■ PROBLEM TO SOLVE
Transcribe every line of the listing below without any deviation.

■ INFORMATION SHOWN
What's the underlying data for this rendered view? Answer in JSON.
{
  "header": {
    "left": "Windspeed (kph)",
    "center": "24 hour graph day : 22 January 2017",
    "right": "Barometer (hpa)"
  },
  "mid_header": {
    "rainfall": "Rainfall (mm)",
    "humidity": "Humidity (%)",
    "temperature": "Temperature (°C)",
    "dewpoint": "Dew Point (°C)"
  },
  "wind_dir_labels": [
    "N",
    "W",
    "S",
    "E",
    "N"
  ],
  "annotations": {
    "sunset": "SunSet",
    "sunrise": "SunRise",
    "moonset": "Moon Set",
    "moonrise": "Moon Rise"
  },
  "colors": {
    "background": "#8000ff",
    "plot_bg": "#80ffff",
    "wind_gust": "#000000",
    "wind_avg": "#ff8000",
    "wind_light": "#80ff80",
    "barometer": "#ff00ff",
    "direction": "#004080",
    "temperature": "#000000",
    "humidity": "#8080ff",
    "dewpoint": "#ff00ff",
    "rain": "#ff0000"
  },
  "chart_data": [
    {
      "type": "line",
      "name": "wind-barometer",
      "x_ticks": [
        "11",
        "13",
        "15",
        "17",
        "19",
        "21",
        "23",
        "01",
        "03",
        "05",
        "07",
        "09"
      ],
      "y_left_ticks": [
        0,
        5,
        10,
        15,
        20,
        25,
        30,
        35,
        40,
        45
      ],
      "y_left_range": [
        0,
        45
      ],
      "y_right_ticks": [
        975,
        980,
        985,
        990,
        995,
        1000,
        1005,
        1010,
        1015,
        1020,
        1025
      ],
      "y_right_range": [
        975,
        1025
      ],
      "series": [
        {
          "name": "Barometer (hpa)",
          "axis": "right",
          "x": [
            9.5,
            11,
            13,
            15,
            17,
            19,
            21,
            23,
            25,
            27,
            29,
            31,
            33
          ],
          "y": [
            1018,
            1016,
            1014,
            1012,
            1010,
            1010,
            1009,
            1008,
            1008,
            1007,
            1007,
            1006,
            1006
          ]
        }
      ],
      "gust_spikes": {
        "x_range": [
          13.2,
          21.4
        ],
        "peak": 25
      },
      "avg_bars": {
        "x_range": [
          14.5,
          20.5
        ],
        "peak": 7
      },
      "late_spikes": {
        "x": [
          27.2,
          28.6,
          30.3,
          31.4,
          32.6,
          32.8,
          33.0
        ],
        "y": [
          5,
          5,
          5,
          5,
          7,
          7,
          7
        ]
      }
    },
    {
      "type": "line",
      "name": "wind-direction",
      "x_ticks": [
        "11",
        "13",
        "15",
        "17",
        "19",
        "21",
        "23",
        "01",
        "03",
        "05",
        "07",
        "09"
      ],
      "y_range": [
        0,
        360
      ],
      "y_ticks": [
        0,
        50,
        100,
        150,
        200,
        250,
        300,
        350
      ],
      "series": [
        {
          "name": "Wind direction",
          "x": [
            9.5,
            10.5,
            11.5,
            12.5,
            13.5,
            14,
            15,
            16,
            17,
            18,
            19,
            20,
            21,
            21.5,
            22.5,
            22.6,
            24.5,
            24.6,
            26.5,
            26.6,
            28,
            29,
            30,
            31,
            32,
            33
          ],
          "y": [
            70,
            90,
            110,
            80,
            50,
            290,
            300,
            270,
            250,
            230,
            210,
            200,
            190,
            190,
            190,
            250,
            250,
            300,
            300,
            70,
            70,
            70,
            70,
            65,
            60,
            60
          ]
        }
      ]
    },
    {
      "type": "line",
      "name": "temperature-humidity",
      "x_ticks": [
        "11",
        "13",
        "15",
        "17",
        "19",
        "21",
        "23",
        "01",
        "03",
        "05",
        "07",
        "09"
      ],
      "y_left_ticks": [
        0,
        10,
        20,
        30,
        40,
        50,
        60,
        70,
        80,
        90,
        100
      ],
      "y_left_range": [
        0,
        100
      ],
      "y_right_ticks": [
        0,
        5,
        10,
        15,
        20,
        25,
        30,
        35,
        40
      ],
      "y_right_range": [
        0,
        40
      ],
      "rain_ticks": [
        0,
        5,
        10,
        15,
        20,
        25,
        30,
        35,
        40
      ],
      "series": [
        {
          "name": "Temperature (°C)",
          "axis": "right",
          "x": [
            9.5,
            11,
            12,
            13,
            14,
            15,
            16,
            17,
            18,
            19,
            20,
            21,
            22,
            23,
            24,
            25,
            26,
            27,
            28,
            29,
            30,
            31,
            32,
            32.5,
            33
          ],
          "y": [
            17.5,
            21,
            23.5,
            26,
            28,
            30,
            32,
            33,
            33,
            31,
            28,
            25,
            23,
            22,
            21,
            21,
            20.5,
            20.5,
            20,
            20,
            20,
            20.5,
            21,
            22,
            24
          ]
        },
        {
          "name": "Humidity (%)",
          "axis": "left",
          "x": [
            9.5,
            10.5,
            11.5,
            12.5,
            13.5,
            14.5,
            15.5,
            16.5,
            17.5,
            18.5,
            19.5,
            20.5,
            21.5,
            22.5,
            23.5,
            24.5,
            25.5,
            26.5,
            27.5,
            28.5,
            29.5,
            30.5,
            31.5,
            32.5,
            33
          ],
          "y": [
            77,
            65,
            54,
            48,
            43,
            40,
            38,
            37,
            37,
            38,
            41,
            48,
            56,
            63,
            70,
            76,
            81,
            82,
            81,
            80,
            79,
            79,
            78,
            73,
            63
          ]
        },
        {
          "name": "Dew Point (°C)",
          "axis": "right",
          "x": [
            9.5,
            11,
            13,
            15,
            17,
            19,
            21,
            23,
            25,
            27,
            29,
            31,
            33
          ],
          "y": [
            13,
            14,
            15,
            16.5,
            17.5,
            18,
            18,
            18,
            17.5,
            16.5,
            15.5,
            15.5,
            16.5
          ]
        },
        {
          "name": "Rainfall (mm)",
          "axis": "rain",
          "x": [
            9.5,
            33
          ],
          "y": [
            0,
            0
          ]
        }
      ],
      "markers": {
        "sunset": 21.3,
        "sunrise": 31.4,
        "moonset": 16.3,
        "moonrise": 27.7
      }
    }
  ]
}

■ ANSWER IN FULL
What's the underlying data for this rendered view? Answer in JSON.
{
  "header": {
    "left": "Windspeed (kph)",
    "center": "24 hour graph day : 22 January 2017",
    "right": "Barometer (hpa)"
  },
  "mid_header": {
    "rainfall": "Rainfall (mm)",
    "humidity": "Humidity (%)",
    "temperature": "Temperature (°C)",
    "dewpoint": "Dew Point (°C)"
  },
  "wind_dir_labels": [
    "N",
    "W",
    "S",
    "E",
    "N"
  ],
  "annotations": {
    "sunset": "SunSet",
    "sunrise": "SunRise",
    "moonset": "Moon Set",
    "moonrise": "Moon Rise"
  },
  "colors": {
    "background": "#8000ff",
    "plot_bg": "#80ffff",
    "wind_gust": "#000000",
    "wind_avg": "#ff8000",
    "wind_light": "#80ff80",
    "barometer": "#ff00ff",
    "direction": "#004080",
    "temperature": "#000000",
    "humidity": "#8080ff",
    "dewpoint": "#ff00ff",
    "rain": "#ff0000"
  },
  "chart_data": [
    {
      "type": "line",
      "name": "wind-barometer",
      "x_ticks": [
        "11",
        "13",
        "15",
        "17",
        "19",
        "21",
        "23",
        "01",
        "03",
        "05",
        "07",
        "09"
      ],
      "y_left_ticks": [
        0,
        5,
        10,
        15,
        20,
        25,
        30,
        35,
        40,
        45
      ],
      "y_left_range": [
        0,
        45
      ],
      "y_right_ticks": [
        975,
        980,
        985,
        990,
        995,
        1000,
        1005,
        1010,
        1015,
        1020,
        1025
      ],
      "y_right_range": [
        975,
        1025
      ],
      "series": [
        {
          "name": "Barometer (hpa)",
          "axis": "right",
          "x": [
            9.5,
            11,
            13,
            15,
            17,
            19,
            21,
            23,
            25,
            27,
            29,
            31,
            33
          ],
          "y": [
            1018,
            1016,
            1014,
            1012,
            1010,
            1010,
            1009,
            1008,
            1008,
            1007,
            1007,
            1006,
            1006
          ]
        }
      ],
      "gust_spikes": {
        "x_range": [
          13.2,
          21.4
        ],
        "peak": 25
      },
      "avg_bars": {
        "x_range": [
          14.5,
          20.5
        ],
        "peak": 7
      },
      "late_spikes": {
        "x": [
          27.2,
          28.6,
          30.3,
          31.4,
          32.6,
          32.8,
          33.0
        ],
        "y": [
          5,
          5,
          5,
          5,
          7,
          7,
          7
        ]
      }
    },
    {
      "type": "line",
      "name": "wind-direction",
      "x_ticks": [
        "11",
        "13",
        "15",
        "17",
        "19",
        "21",
        "23",
        "01",
        "03",
        "05",
        "07",
        "09"
      ],
      "y_range": [
        0,
        360
      ],
      "y_ticks": [
        0,
        50,
        100,
        150,
        200,
        250,
        300,
        350
      ],
      "series": [
        {
          "name": "Wind direction",
          "x": [
            9.5,
            10.5,
            11.5,
            12.5,
            13.5,
            14,
            15,
            16,
            17,
            18,
            19,
            20,
            21,
            21.5,
            22.5,
            22.6,
            24.5,
            24.6,
            26.5,
            26.6,
            28,
            29,
            30,
            31,
            32,
            33
          ],
          "y": [
            70,
            90,
            110,
            80,
            50,
            290,
            300,
            270,
            250,
            230,
            210,
            200,
            190,
            190,
            190,
            250,
            250,
            300,
            300,
            70,
            70,
            70,
            70,
            65,
            60,
            60
          ]
        }
      ]
    },
    {
      "type": "line",
      "name": "temperature-humidity",
      "x_ticks": [
        "11",
        "13",
        "15",
        "17",
        "19",
        "21",
        "23",
        "01",
        "03",
        "05",
        "07",
        "09"
      ],
      "y_left_ticks": [
        0,
        10,
        20,
        30,
        40,
        50,
        60,
        70,
        80,
        90,
        100
      ],
      "y_left_range": [
        0,
        100
      ],
      "y_right_ticks": [
        0,
        5,
        10,
        15,
        20,
        25,
        30,
        35,
        40
      ],
      "y_right_range": [
        0,
        40
      ],
      "rain_ticks": [
        0,
        5,
        10,
        15,
        20,
        25,
        30,
        35,
        40
      ],
      "series": [
        {
          "name": "Temperature (°C)",
          "axis": "right",
          "x": [
            9.5,
            11,
            12,
            13,
            14,
            15,
            16,
            17,
            18,
            19,
            20,
            21,
            22,
            23,
            24,
            25,
            26,
            27,
            28,
            29,
            30,
            31,
            32,
            32.5,
            33
          ],
          "y": [
            17.5,
            21,
            23.5,
            26,
            28,
            30,
            32,
            33,
            33,
            31,
            28,
            25,
            23,
            22,
            21,
            21,
            20.5,
            20.5,
            20,
            20,
            20,
            20.5,
            21,
            22,
            24
          ]
        },
        {
          "name": "Humidity (%)",
          "axis": "left",
          "x": [
            9.5,
            10.5,
            11.5,
            12.5,
            13.5,
            14.5,
            15.5,
            16.5,
            17.5,
            18.5,
            19.5,
            20.5,
            21.5,
            22.5,
            23.5,
            24.5,
            25.5,
            26.5,
            27.5,
            28.5,
            29.5,
            30.5,
            31.5,
            32.5,
            33
          ],
          "y": [
            77,
            65,
            54,
            48,
            43,
            40,
            38,
            37,
            37,
            38,
            41,
            48,
            56,
            63,
            70,
            76,
            81,
            82,
            81,
            80,
            79,
            79,
            78,
            73,
            63
          ]
        },
        {
          "name": "Dew Point (°C)",
          "axis": "right",
          "x": [
            9.5,
            11,
            13,
            15,
            17,
            19,
            21,
            23,
            25,
            27,
            29,
            31,
            33
          ],
          "y": [
            13,
            14,
            15,
            16.5,
            17.5,
            18,
            18,
            18,
            17.5,
            16.5,
            15.5,
            15.5,
            16.5
          ]
        },
        {
          "name": "Rainfall (mm)",
          "axis": "rain",
          "x": [
            9.5,
            33
          ],
          "y": [
            0,
            0
          ]
        }
      ],
      "markers": {
        "sunset": 21.3,
        "sunrise": 31.4,
        "moonset": 16.3,
        "moonrise": 27.7
      }
    }
  ]
}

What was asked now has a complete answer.